__Exercise requirements__: Present every line in which the string "매매거래량" appears.
## BEGIN Material for this exercise
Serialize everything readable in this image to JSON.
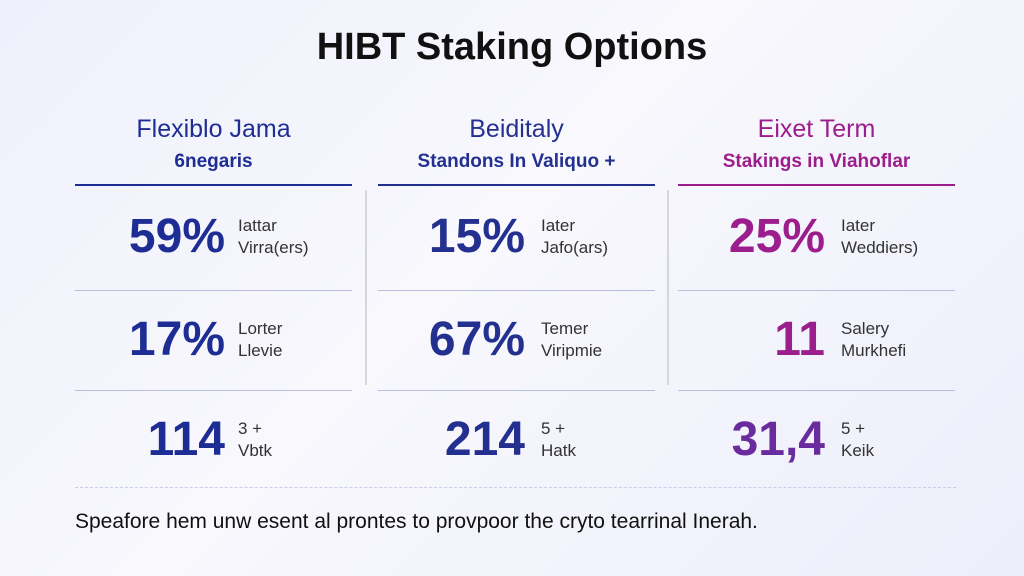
{
  "title": "HIBT Staking Options",
  "columns": [
    {
      "heading": "Flexiblo Jama",
      "subheading": "6negaris",
      "color": "#1e2d94",
      "rows": [
        {
          "value": "59%",
          "label": [
            "Iattar",
            "Virra(ers)"
          ]
        },
        {
          "value": "17%",
          "label": [
            "Lorter",
            "Llevie"
          ]
        },
        {
          "value": "114",
          "label": [
            "3 +",
            "Vbtk"
          ]
        }
      ]
    },
    {
      "heading": "Beiditaly",
      "subheading": "Standons In Valiquo +",
      "color": "#23308f",
      "rows": [
        {
          "value": "15%",
          "label": [
            "Iater",
            "Jafo(ars)"
          ]
        },
        {
          "value": "67%",
          "label": [
            "Temer",
            "Viripmie"
          ]
        },
        {
          "value": "214",
          "label": [
            "5 +",
            "Hatk"
          ]
        }
      ]
    },
    {
      "heading": "Eixet Term",
      "subheading": "Stakings in Viahoflar",
      "color": "#9c1d8c",
      "rows": [
        {
          "value": "25%",
          "label": [
            "Iater",
            "Weddiers)"
          ]
        },
        {
          "value": "11",
          "label": [
            "Salery",
            "Murkhefi"
          ]
        },
        {
          "value": "31,4",
          "label": [
            "5 +",
            "Keik"
          ]
        }
      ]
    }
  ],
  "footer": "Speafore hem unw esent al prontes to provpoor the cryto tearrinal Inerah."
}
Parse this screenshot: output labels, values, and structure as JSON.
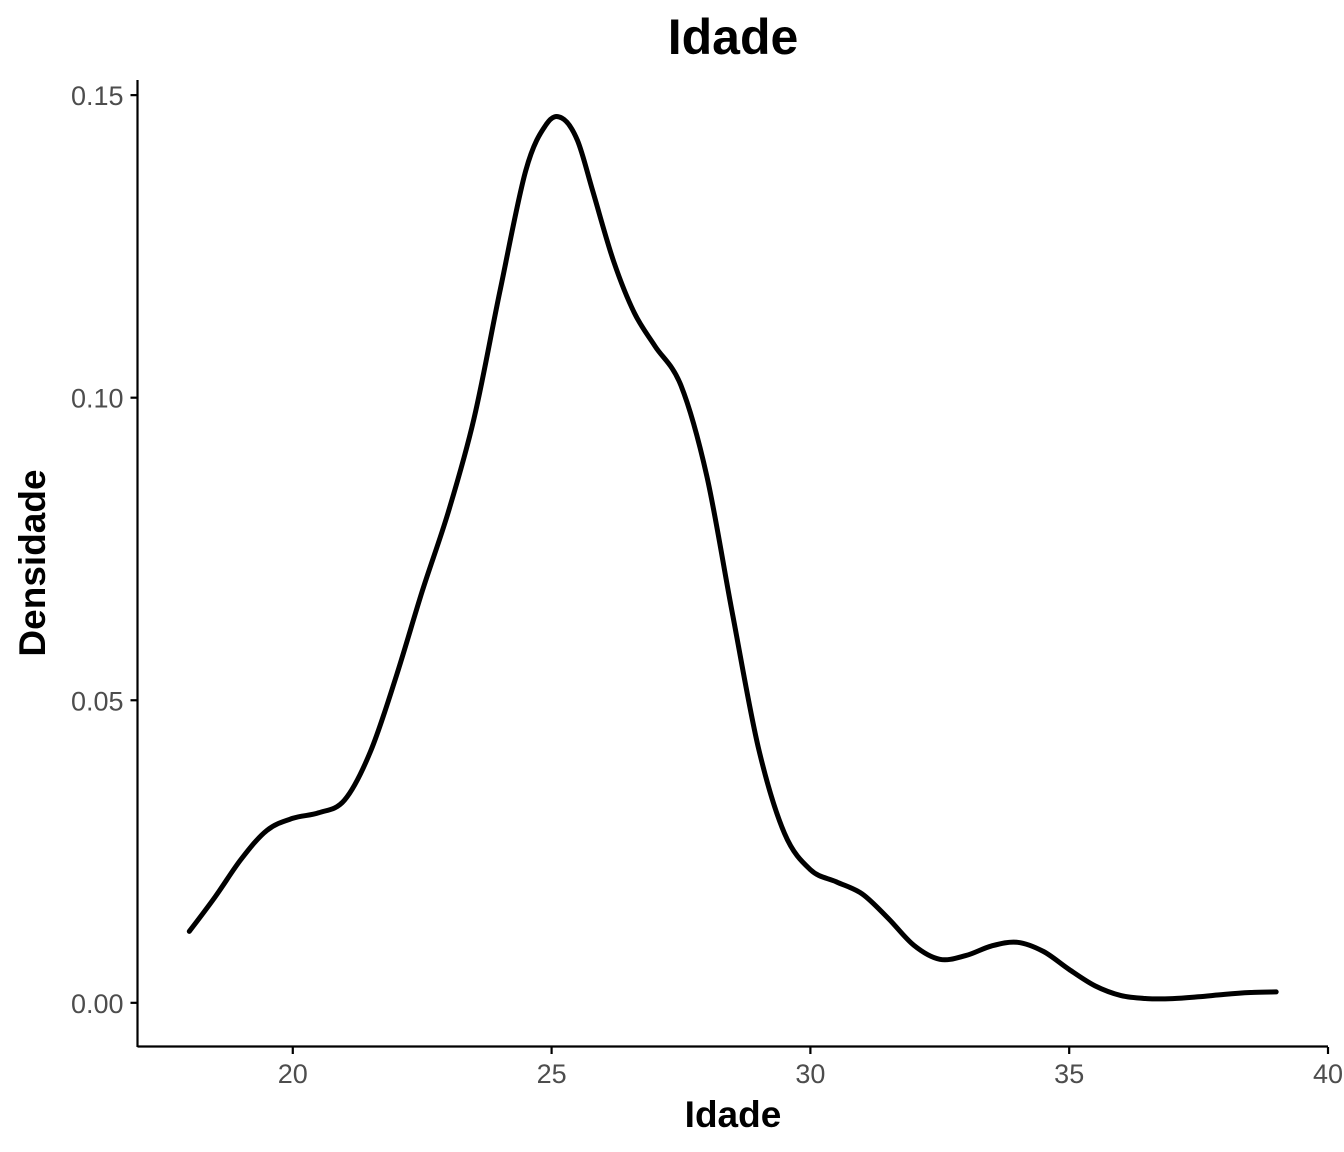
{
  "chart_data": {
    "type": "line",
    "title": "Idade",
    "xlabel": "Idade",
    "ylabel": "Densidade",
    "xlim": [
      17,
      40
    ],
    "ylim": [
      -0.0073,
      0.1525
    ],
    "x_ticks": [
      20,
      25,
      30,
      35,
      40
    ],
    "x_tick_labels": [
      "20",
      "25",
      "30",
      "35",
      "40"
    ],
    "y_ticks": [
      0.0,
      0.05,
      0.1,
      0.15
    ],
    "y_tick_labels": [
      "0.00",
      "0.05",
      "0.10",
      "0.15"
    ],
    "grid": false,
    "legend": "none",
    "series": [
      {
        "color": "#000000",
        "x": [
          18.0,
          18.5,
          19.0,
          19.5,
          20.0,
          20.5,
          21.0,
          21.5,
          22.0,
          22.5,
          23.0,
          23.5,
          24.0,
          24.5,
          24.9,
          25.2,
          25.5,
          25.8,
          26.2,
          26.6,
          27.0,
          27.5,
          28.0,
          28.5,
          29.0,
          29.5,
          30.0,
          30.5,
          31.0,
          31.5,
          32.0,
          32.5,
          33.0,
          33.5,
          34.0,
          34.5,
          35.0,
          35.5,
          36.0,
          36.5,
          37.0,
          37.5,
          38.0,
          38.5,
          39.0
        ],
        "y": [
          0.0118,
          0.0175,
          0.0237,
          0.0285,
          0.0305,
          0.0314,
          0.0335,
          0.0415,
          0.054,
          0.068,
          0.081,
          0.0965,
          0.1175,
          0.1375,
          0.1452,
          0.1462,
          0.1425,
          0.134,
          0.1225,
          0.114,
          0.1085,
          0.102,
          0.087,
          0.064,
          0.042,
          0.028,
          0.022,
          0.02,
          0.018,
          0.014,
          0.0095,
          0.0072,
          0.0078,
          0.0094,
          0.01,
          0.0085,
          0.0055,
          0.0028,
          0.0012,
          0.0007,
          0.0007,
          0.001,
          0.0014,
          0.0017,
          0.0018
        ]
      }
    ]
  }
}
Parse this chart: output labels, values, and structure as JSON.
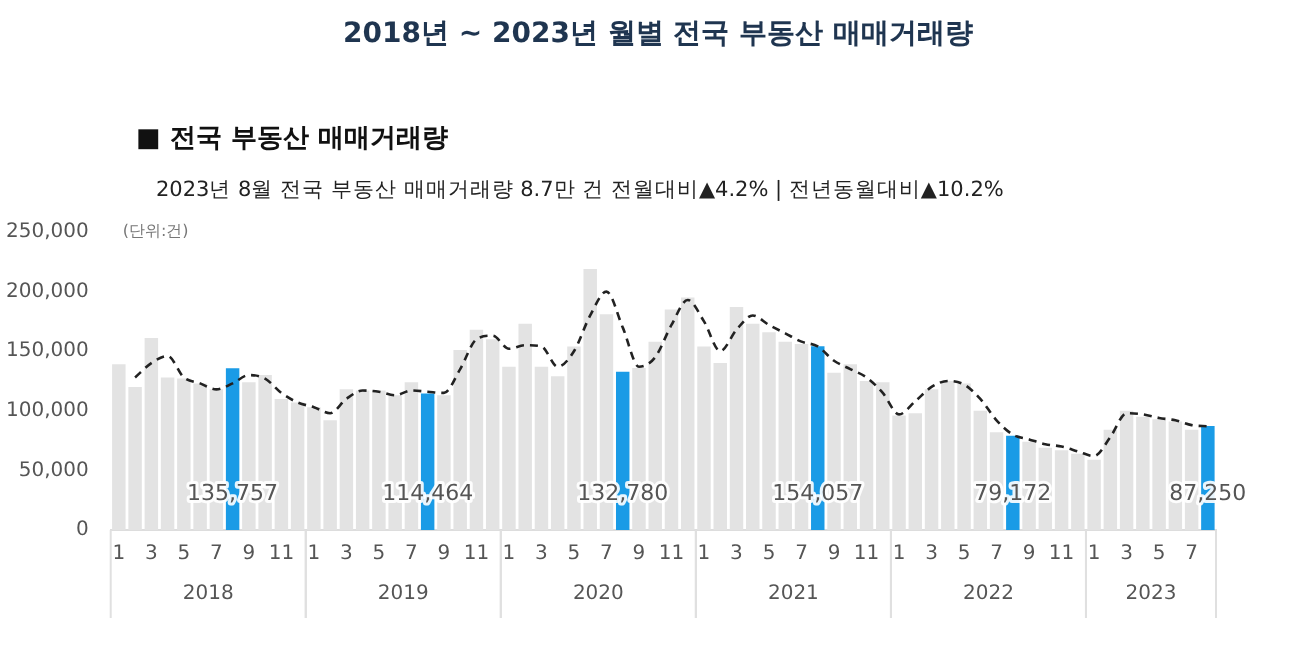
{
  "chart_data": {
    "type": "bar",
    "title": "2018년 ~ 2023년 월별 전국 부동산 매매거래량",
    "subtitle": "■ 전국 부동산 매매거래량",
    "ylabel": "(단위:건)",
    "annotations": [
      "2023년 8월 전국 부동산 매매거래량 8.7만 건  전월대비▲4.2% | 전년동월대비▲10.2%",
      "2018",
      "2019",
      "2020",
      "2021",
      "2022",
      "2023"
    ],
    "categories": [
      "1",
      null,
      "3",
      null,
      "5",
      null,
      "7",
      null,
      "9",
      null,
      "11",
      null,
      "1",
      null,
      "3",
      null,
      "5",
      null,
      "7",
      null,
      "9",
      null,
      "11",
      null,
      "1",
      null,
      "3",
      null,
      "5",
      null,
      "7",
      null,
      "9",
      null,
      "11",
      null,
      "1",
      null,
      "3",
      null,
      "5",
      null,
      "7",
      null,
      "9",
      null,
      "11",
      null,
      "1",
      null,
      "3",
      null,
      "5",
      null,
      "7",
      null,
      "9",
      null,
      "11",
      null,
      "1",
      null,
      "3",
      null,
      "5",
      null,
      "7",
      null
    ],
    "series": [
      {
        "values": [
          139000,
          120000,
          161000,
          128000,
          127000,
          123000,
          118000,
          135757,
          124000,
          130000,
          110000,
          107000,
          103000,
          92000,
          118000,
          117000,
          117000,
          113000,
          124000,
          114464,
          113000,
          151000,
          168000,
          160000,
          137000,
          173000,
          137000,
          129000,
          154000,
          219000,
          181000,
          132780,
          136000,
          158000,
          185000,
          195000,
          154000,
          140000,
          187000,
          173000,
          166000,
          158000,
          156000,
          154057,
          132000,
          139000,
          125000,
          124000,
          96000,
          98000,
          118000,
          125000,
          123000,
          100000,
          82000,
          79172,
          74000,
          69000,
          67000,
          64000,
          59000,
          84000,
          100000,
          95000,
          93000,
          91000,
          84000,
          87250
        ],
        "colors": [
          "#e3e3e3",
          "#e3e3e3",
          "#e3e3e3",
          "#e3e3e3",
          "#e3e3e3",
          "#e3e3e3",
          "#e3e3e3",
          "#1a9be6",
          "#e3e3e3",
          "#e3e3e3",
          "#e3e3e3",
          "#e3e3e3",
          "#e3e3e3",
          "#e3e3e3",
          "#e3e3e3",
          "#e3e3e3",
          "#e3e3e3",
          "#e3e3e3",
          "#e3e3e3",
          "#1a9be6",
          "#e3e3e3",
          "#e3e3e3",
          "#e3e3e3",
          "#e3e3e3",
          "#e3e3e3",
          "#e3e3e3",
          "#e3e3e3",
          "#e3e3e3",
          "#e3e3e3",
          "#e3e3e3",
          "#e3e3e3",
          "#1a9be6",
          "#e3e3e3",
          "#e3e3e3",
          "#e3e3e3",
          "#e3e3e3",
          "#e3e3e3",
          "#e3e3e3",
          "#e3e3e3",
          "#e3e3e3",
          "#e3e3e3",
          "#e3e3e3",
          "#e3e3e3",
          "#1a9be6",
          "#e3e3e3",
          "#e3e3e3",
          "#e3e3e3",
          "#e3e3e3",
          "#e3e3e3",
          "#e3e3e3",
          "#e3e3e3",
          "#e3e3e3",
          "#e3e3e3",
          "#e3e3e3",
          "#e3e3e3",
          "#1a9be6",
          "#e3e3e3",
          "#e3e3e3",
          "#e3e3e3",
          "#e3e3e3",
          "#e3e3e3",
          "#e3e3e3",
          "#e3e3e3",
          "#e3e3e3",
          "#e3e3e3",
          "#e3e3e3",
          "#e3e3e3",
          "#1a9be6"
        ],
        "value_labels": [
          null,
          null,
          null,
          null,
          null,
          null,
          null,
          "135,757",
          null,
          null,
          null,
          null,
          null,
          null,
          null,
          null,
          null,
          null,
          null,
          "114,464",
          null,
          null,
          null,
          null,
          null,
          null,
          null,
          null,
          null,
          null,
          null,
          "132,780",
          null,
          null,
          null,
          null,
          null,
          null,
          null,
          null,
          null,
          null,
          null,
          "154,057",
          null,
          null,
          null,
          null,
          null,
          null,
          null,
          null,
          null,
          null,
          null,
          "79,172",
          null,
          null,
          null,
          null,
          null,
          null,
          null,
          null,
          null,
          null,
          null,
          "87,250"
        ]
      },
      {
        "type": "line",
        "color": "#222222",
        "line_style": "dashed",
        "marker": "none",
        "values": [
          null,
          128000,
          140000,
          146000,
          128000,
          123000,
          118000,
          123000,
          130000,
          127000,
          115000,
          107000,
          103000,
          98000,
          110000,
          117000,
          116000,
          113000,
          117000,
          116000,
          115000,
          135000,
          160000,
          163000,
          152000,
          155000,
          154000,
          137000,
          150000,
          180000,
          200000,
          170000,
          137000,
          145000,
          172000,
          193000,
          175000,
          150000,
          168000,
          180000,
          172000,
          165000,
          158000,
          154000,
          142000,
          135000,
          128000,
          115000,
          97000,
          108000,
          120000,
          125000,
          122000,
          110000,
          92000,
          80000,
          76000,
          72000,
          70000,
          66000,
          62000,
          78000,
          98000,
          97000,
          94000,
          92000,
          88000,
          87000
        ]
      }
    ],
    "ylim": [
      0,
      250000
    ],
    "yticks": [
      0,
      {
        "value": 50000,
        "label": "50,000"
      },
      {
        "value": 100000,
        "label": "100,000"
      },
      {
        "value": 150000,
        "label": "150,000"
      },
      {
        "value": 200000,
        "label": "200,000"
      },
      {
        "value": 250000,
        "label": "250,000"
      }
    ],
    "grid": false,
    "legend": false
  }
}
## END Material for this exercise
__Correct result__:
    "title": "2018년 ~ 2023년 월별 전국 부동산 매매거래량",
    "subtitle": "■ 전국 부동산 매매거래량",
      "2023년 8월 전국 부동산 매매거래량 8.7만 건  전월대비▲4.2% | 전년동월대비▲10.2%",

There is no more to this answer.